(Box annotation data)
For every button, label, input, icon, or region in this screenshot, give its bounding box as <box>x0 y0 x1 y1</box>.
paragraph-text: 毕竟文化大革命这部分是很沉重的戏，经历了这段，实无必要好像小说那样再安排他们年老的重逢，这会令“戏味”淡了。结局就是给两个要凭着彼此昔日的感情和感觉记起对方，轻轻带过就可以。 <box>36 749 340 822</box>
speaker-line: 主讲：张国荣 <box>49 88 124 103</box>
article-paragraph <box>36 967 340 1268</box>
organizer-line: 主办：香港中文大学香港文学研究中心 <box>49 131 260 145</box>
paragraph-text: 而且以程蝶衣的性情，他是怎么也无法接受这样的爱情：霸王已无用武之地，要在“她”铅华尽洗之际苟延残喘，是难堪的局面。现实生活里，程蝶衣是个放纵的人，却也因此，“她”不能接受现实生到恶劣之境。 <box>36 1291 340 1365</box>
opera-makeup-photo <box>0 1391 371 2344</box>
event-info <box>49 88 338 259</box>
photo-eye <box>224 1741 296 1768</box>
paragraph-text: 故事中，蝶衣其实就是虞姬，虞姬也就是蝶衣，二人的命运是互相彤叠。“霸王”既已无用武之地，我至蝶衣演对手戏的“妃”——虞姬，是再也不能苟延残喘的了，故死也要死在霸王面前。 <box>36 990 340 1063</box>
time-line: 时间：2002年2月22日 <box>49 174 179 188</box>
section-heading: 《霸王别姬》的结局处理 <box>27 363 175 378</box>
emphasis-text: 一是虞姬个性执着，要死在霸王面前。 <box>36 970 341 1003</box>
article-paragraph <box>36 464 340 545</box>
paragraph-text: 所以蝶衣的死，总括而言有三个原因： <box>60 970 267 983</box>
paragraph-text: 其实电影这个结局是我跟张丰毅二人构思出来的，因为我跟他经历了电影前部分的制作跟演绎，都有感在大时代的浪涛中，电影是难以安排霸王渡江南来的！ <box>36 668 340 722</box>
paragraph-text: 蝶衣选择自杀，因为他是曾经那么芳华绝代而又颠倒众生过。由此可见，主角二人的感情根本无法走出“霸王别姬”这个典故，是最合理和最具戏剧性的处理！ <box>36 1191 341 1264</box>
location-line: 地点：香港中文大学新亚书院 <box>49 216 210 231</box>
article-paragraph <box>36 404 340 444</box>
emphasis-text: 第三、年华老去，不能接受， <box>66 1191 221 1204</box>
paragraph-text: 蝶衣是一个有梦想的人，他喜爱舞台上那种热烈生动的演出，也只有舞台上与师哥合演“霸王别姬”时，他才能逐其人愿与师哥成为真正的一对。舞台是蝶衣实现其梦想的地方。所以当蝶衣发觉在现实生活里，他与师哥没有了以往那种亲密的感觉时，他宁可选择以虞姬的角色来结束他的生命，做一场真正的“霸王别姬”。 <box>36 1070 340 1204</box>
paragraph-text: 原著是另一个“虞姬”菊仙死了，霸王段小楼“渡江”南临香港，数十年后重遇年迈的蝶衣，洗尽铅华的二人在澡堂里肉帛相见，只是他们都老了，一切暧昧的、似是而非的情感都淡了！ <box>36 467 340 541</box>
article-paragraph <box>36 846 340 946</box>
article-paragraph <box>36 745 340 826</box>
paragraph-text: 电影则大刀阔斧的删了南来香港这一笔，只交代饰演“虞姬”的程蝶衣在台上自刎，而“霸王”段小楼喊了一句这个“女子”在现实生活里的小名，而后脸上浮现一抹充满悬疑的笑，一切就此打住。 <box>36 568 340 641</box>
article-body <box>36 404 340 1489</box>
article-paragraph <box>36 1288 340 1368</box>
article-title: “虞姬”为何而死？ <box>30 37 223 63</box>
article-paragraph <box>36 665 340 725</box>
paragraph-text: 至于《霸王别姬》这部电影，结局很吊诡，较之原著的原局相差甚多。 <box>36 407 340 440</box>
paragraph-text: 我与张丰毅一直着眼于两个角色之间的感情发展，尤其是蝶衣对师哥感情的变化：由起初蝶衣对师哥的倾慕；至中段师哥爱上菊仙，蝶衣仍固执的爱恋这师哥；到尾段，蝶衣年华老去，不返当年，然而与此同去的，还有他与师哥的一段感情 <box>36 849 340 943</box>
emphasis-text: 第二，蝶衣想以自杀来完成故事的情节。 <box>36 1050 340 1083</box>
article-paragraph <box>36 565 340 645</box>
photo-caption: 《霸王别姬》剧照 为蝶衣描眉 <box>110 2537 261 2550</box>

- [Aim]
Print every line of the data above again, without changing anything.

- [Exercise response]
For every button, label, input, icon, or region in this screenshot, give its bounding box as <box>x0 y0 x1 y1</box>.
paragraph-text: 毕竟文化大革命这部分是很沉重的戏，经历了这段，实无必要好像小说那样再安排他们年老的重逢，这会令“戏味”淡了。结局就是给两个要凭着彼此昔日的感情和感觉记起对方，轻轻带过就可以。 <box>36 749 340 822</box>
speaker-line: 主讲：张国荣 <box>49 88 124 103</box>
article-paragraph <box>36 967 340 1268</box>
organizer-line: 主办：香港中文大学香港文学研究中心 <box>49 131 260 145</box>
paragraph-text: 而且以程蝶衣的性情，他是怎么也无法接受这样的爱情：霸王已无用武之地，要在“她”铅华尽洗之际苟延残喘，是难堪的局面。现实生活里，程蝶衣是个放纵的人，却也因此，“她”不能接受现实生到恶劣之境。 <box>36 1291 340 1365</box>
opera-makeup-photo <box>0 1391 371 2344</box>
event-info <box>49 88 338 259</box>
photo-eye <box>224 1741 296 1768</box>
paragraph-text: 故事中，蝶衣其实就是虞姬，虞姬也就是蝶衣，二人的命运是互相彤叠。“霸王”既已无用武之地，我至蝶衣演对手戏的“妃”——虞姬，是再也不能苟延残喘的了，故死也要死在霸王面前。 <box>36 990 340 1063</box>
time-line: 时间：2002年2月22日 <box>49 174 179 188</box>
section-heading: 《霸王别姬》的结局处理 <box>27 363 175 378</box>
emphasis-text: 一是虞姬个性执着，要死在霸王面前。 <box>36 970 341 1003</box>
article-paragraph <box>36 464 340 545</box>
paragraph-text: 所以蝶衣的死，总括而言有三个原因： <box>60 970 267 983</box>
paragraph-text: 其实电影这个结局是我跟张丰毅二人构思出来的，因为我跟他经历了电影前部分的制作跟演绎，都有感在大时代的浪涛中，电影是难以安排霸王渡江南来的！ <box>36 668 340 722</box>
paragraph-text: 蝶衣选择自杀，因为他是曾经那么芳华绝代而又颠倒众生过。由此可见，主角二人的感情根本无法走出“霸王别姬”这个典故，是最合理和最具戏剧性的处理！ <box>36 1191 341 1264</box>
location-line: 地点：香港中文大学新亚书院 <box>49 216 210 231</box>
article-paragraph <box>36 404 340 444</box>
emphasis-text: 第三、年华老去，不能接受， <box>66 1191 221 1204</box>
paragraph-text: 蝶衣是一个有梦想的人，他喜爱舞台上那种热烈生动的演出，也只有舞台上与师哥合演“霸王别姬”时，他才能逐其人愿与师哥成为真正的一对。舞台是蝶衣实现其梦想的地方。所以当蝶衣发觉在现实生活里，他与师哥没有了以往那种亲密的感觉时，他宁可选择以虞姬的角色来结束他的生命，做一场真正的“霸王别姬”。 <box>36 1070 340 1204</box>
paragraph-text: 原著是另一个“虞姬”菊仙死了，霸王段小楼“渡江”南临香港，数十年后重遇年迈的蝶衣，洗尽铅华的二人在澡堂里肉帛相见，只是他们都老了，一切暧昧的、似是而非的情感都淡了！ <box>36 467 340 541</box>
article-paragraph <box>36 846 340 946</box>
article-paragraph <box>36 745 340 826</box>
paragraph-text: 电影则大刀阔斧的删了南来香港这一笔，只交代饰演“虞姬”的程蝶衣在台上自刎，而“霸王”段小楼喊了一句这个“女子”在现实生活里的小名，而后脸上浮现一抹充满悬疑的笑，一切就此打住。 <box>36 568 340 641</box>
article-body <box>36 404 340 1489</box>
article-paragraph <box>36 1288 340 1368</box>
article-title: “虞姬”为何而死？ <box>30 37 223 63</box>
article-paragraph <box>36 665 340 725</box>
paragraph-text: 至于《霸王别姬》这部电影，结局很吊诡，较之原著的原局相差甚多。 <box>36 407 340 440</box>
paragraph-text: 我与张丰毅一直着眼于两个角色之间的感情发展，尤其是蝶衣对师哥感情的变化：由起初蝶衣对师哥的倾慕；至中段师哥爱上菊仙，蝶衣仍固执的爱恋这师哥；到尾段，蝶衣年华老去，不返当年，然而与此同去的，还有他与师哥的一段感情 <box>36 849 340 943</box>
emphasis-text: 第二，蝶衣想以自杀来完成故事的情节。 <box>36 1050 340 1083</box>
article-paragraph <box>36 565 340 645</box>
photo-caption: 《霸王别姬》剧照 为蝶衣描眉 <box>110 2537 261 2550</box>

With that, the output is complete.